= What the exercise asks =
Pick out the lines containing "Lore".

= Dataset rows =
↓↓↓
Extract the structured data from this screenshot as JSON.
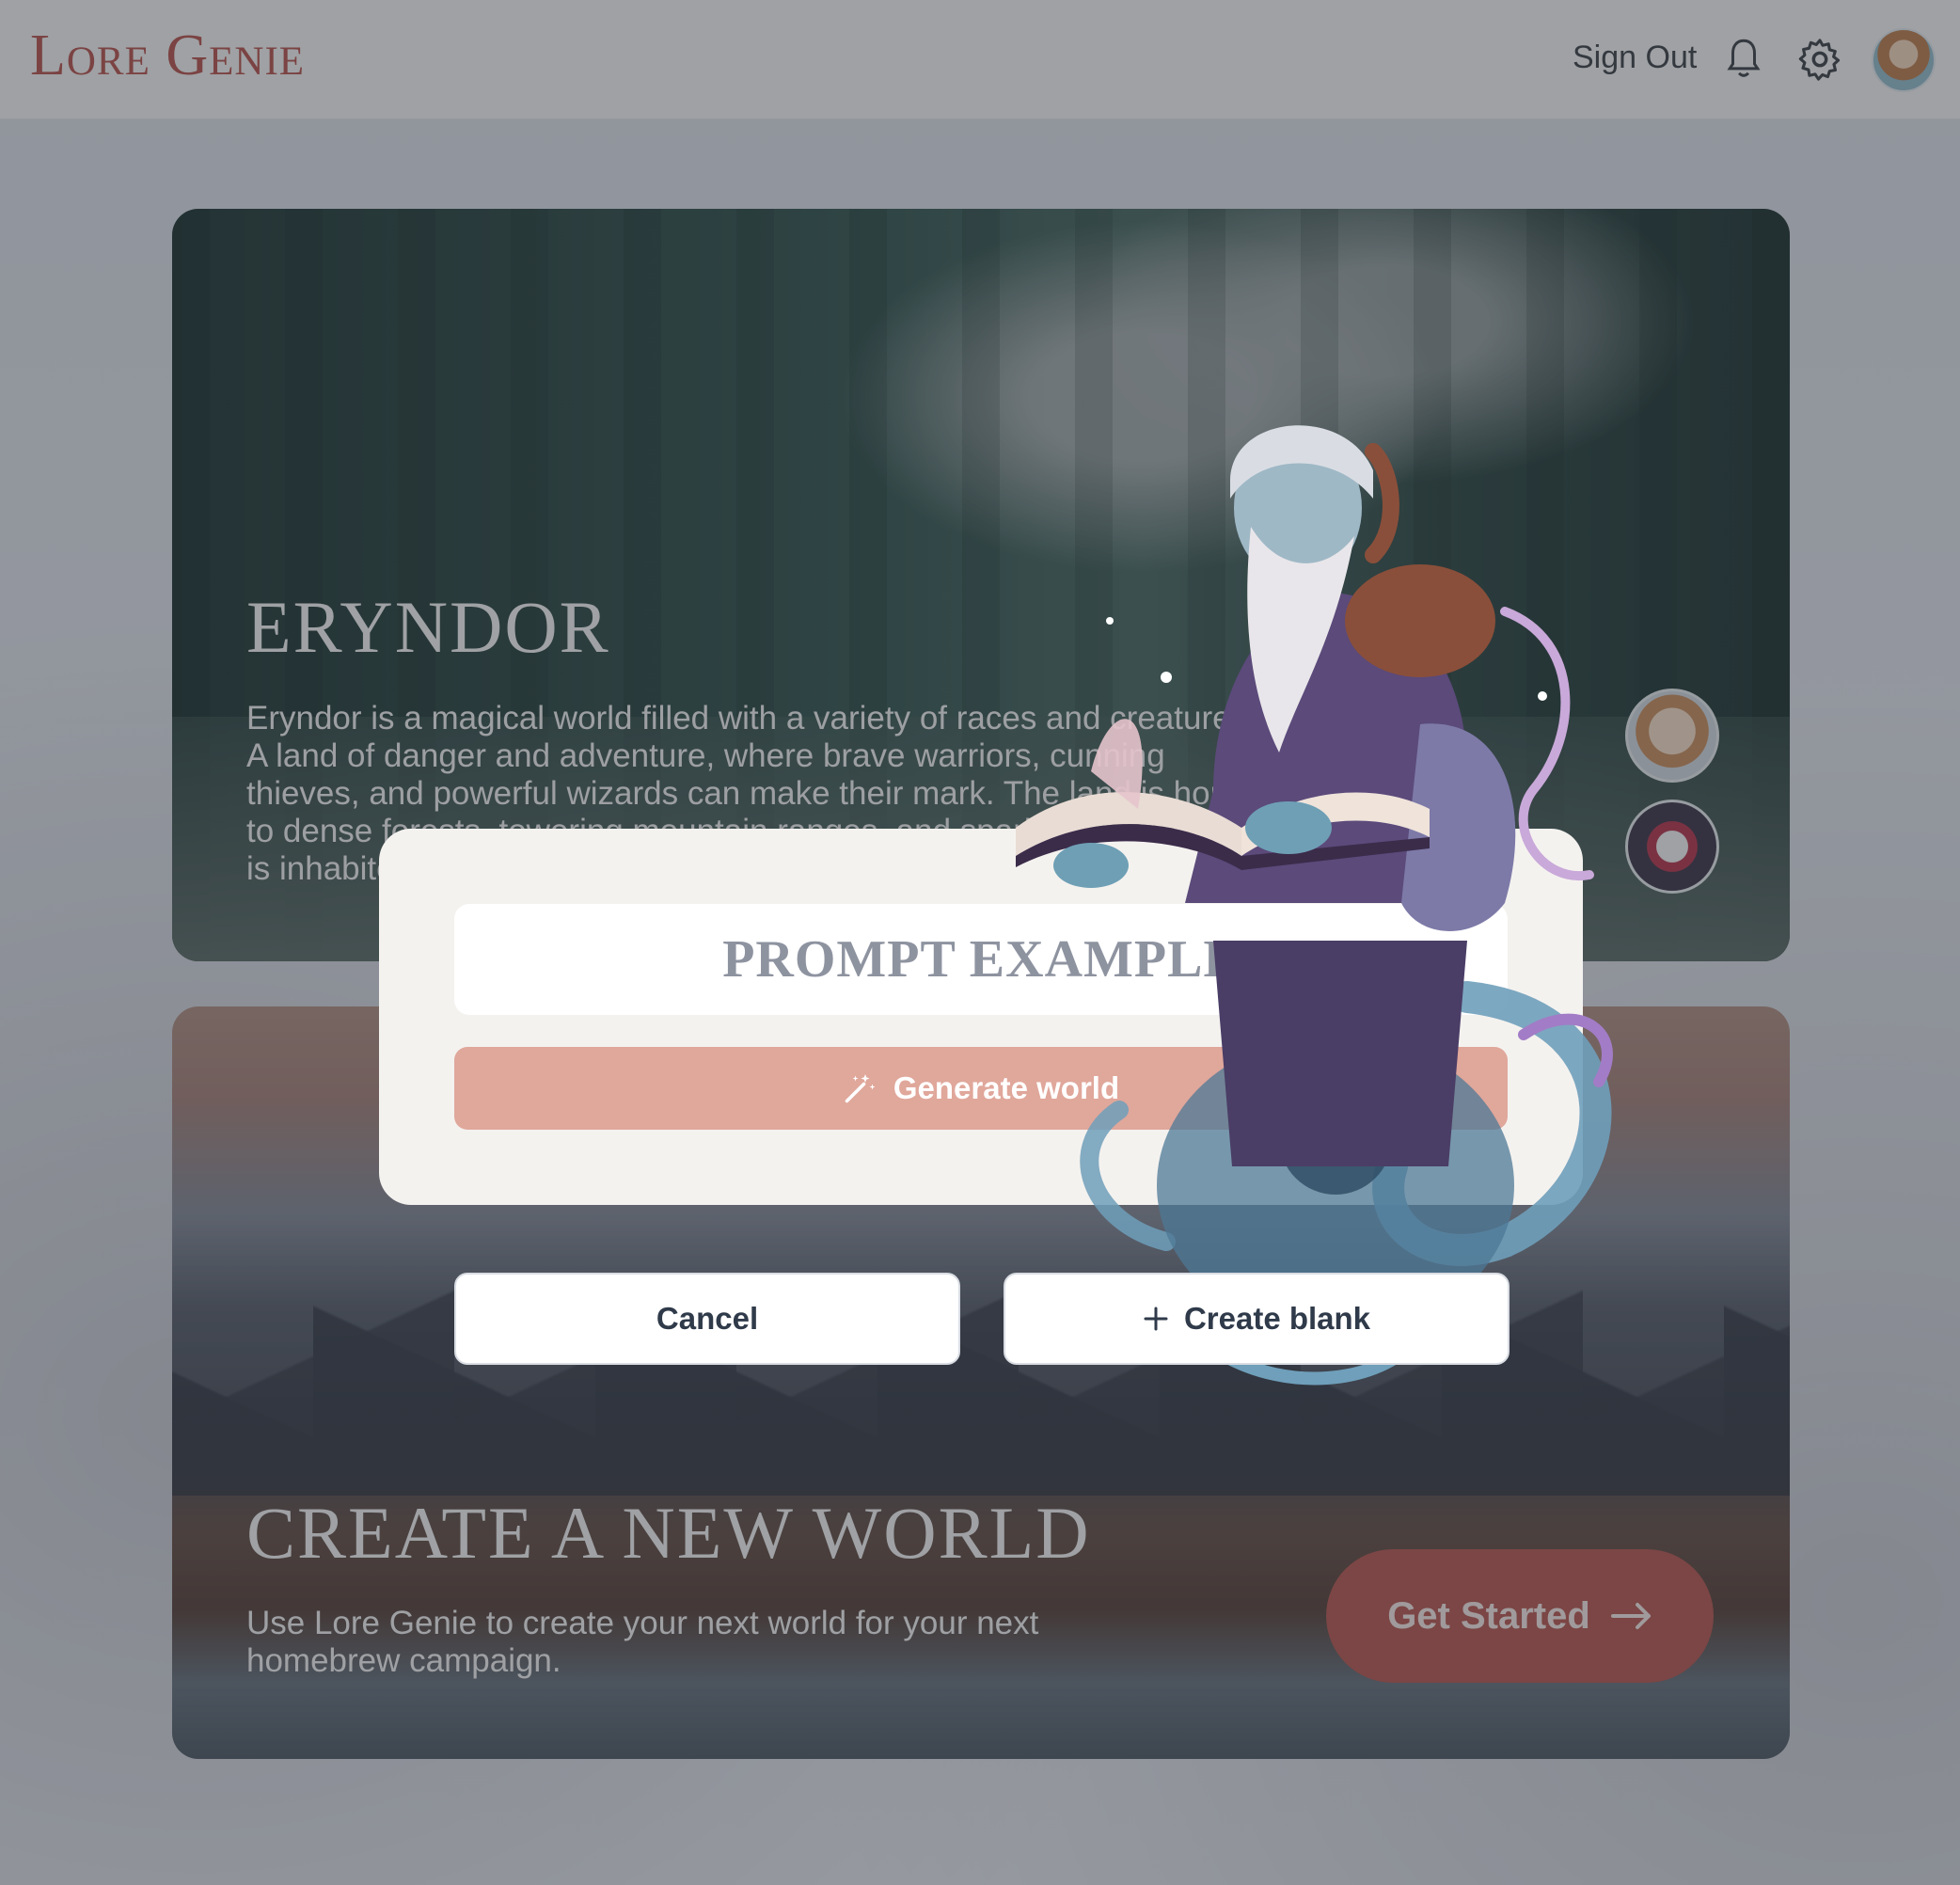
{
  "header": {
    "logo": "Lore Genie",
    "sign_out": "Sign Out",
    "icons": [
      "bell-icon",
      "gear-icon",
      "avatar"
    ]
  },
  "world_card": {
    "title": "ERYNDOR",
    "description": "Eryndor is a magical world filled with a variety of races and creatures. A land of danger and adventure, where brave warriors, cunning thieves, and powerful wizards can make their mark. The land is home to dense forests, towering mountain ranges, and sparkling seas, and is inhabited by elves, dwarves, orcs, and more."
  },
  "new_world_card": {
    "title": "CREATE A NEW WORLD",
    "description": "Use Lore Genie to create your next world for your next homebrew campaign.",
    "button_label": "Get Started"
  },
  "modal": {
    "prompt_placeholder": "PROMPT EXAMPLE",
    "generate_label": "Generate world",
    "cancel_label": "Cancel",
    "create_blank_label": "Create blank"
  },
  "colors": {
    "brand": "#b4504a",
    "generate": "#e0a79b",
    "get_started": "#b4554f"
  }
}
↑↑↑
↓↓↓
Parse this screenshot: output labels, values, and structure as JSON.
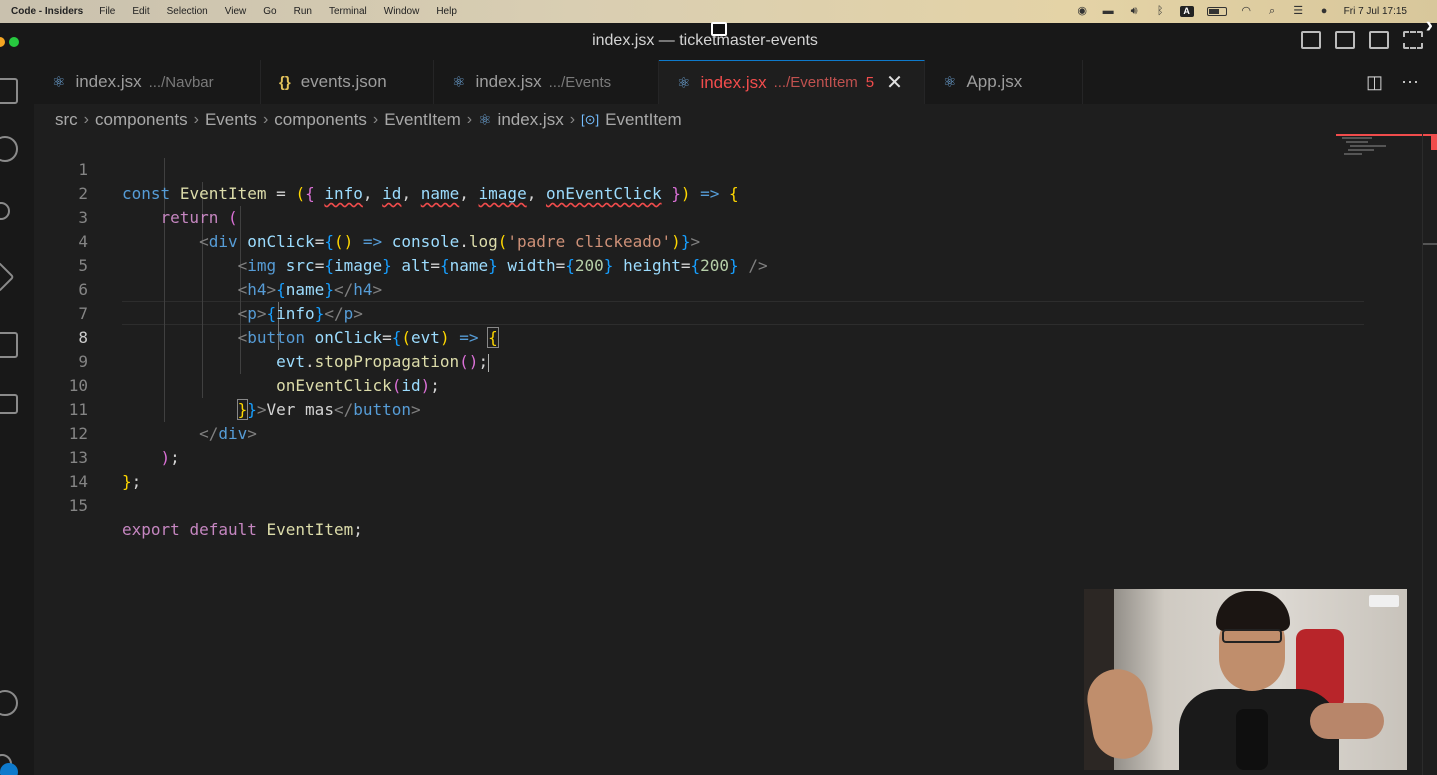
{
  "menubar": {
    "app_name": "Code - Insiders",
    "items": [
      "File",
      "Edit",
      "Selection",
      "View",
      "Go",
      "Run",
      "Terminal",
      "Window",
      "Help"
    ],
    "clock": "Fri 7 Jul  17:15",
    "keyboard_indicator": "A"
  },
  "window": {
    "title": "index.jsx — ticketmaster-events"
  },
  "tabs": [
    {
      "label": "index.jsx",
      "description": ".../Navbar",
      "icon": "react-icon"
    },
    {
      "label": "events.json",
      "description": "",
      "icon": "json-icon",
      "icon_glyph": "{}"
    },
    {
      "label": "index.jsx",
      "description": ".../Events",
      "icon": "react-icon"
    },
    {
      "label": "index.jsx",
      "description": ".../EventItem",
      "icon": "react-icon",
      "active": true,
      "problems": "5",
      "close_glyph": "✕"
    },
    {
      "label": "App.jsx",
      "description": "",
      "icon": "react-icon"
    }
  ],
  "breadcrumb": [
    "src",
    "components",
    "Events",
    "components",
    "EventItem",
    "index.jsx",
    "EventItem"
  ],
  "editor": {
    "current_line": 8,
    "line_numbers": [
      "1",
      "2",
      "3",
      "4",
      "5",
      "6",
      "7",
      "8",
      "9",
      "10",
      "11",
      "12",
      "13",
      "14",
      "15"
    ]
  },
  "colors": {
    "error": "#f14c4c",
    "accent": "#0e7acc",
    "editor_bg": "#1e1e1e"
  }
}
↑↑↑
= Result of this exercise =
    "logo": "Lore Genie",
    "description": "Use Lore Genie to create your next world for your next homebrew campaign.",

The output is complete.